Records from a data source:
================================
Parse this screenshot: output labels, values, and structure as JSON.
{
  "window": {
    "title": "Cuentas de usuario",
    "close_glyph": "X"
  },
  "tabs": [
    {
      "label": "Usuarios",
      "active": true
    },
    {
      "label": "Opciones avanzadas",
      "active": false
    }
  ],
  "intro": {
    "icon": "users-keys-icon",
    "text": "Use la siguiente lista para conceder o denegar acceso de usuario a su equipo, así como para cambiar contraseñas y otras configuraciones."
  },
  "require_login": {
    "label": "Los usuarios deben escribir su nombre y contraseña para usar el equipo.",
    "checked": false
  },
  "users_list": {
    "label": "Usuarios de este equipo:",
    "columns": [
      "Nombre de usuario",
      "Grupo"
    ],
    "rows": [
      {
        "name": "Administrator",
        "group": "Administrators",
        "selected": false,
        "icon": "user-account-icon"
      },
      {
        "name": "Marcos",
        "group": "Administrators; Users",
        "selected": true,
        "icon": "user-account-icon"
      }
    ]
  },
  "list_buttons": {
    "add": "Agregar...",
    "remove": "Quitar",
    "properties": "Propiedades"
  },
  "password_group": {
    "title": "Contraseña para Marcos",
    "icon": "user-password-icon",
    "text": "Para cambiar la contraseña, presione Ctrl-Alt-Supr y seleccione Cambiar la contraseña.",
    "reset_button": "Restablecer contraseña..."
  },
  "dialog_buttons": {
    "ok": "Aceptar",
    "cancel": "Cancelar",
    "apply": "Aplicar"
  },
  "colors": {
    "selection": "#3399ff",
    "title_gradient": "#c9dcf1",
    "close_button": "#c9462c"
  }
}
================================
● **To be done**:
Please repeat all the records above exactly as they appear.

● **The reply**:
Parse this screenshot: output labels, values, and structure as JSON.
{
  "window": {
    "title": "Cuentas de usuario",
    "close_glyph": "X"
  },
  "tabs": [
    {
      "label": "Usuarios",
      "active": true
    },
    {
      "label": "Opciones avanzadas",
      "active": false
    }
  ],
  "intro": {
    "icon": "users-keys-icon",
    "text": "Use la siguiente lista para conceder o denegar acceso de usuario a su equipo, así como para cambiar contraseñas y otras configuraciones."
  },
  "require_login": {
    "label": "Los usuarios deben escribir su nombre y contraseña para usar el equipo.",
    "checked": false
  },
  "users_list": {
    "label": "Usuarios de este equipo:",
    "columns": [
      "Nombre de usuario",
      "Grupo"
    ],
    "rows": [
      {
        "name": "Administrator",
        "group": "Administrators",
        "selected": false,
        "icon": "user-account-icon"
      },
      {
        "name": "Marcos",
        "group": "Administrators; Users",
        "selected": true,
        "icon": "user-account-icon"
      }
    ]
  },
  "list_buttons": {
    "add": "Agregar...",
    "remove": "Quitar",
    "properties": "Propiedades"
  },
  "password_group": {
    "title": "Contraseña para Marcos",
    "icon": "user-password-icon",
    "text": "Para cambiar la contraseña, presione Ctrl-Alt-Supr y seleccione Cambiar la contraseña.",
    "reset_button": "Restablecer contraseña..."
  },
  "dialog_buttons": {
    "ok": "Aceptar",
    "cancel": "Cancelar",
    "apply": "Aplicar"
  },
  "colors": {
    "selection": "#3399ff",
    "title_gradient": "#c9dcf1",
    "close_button": "#c9462c"
  }
}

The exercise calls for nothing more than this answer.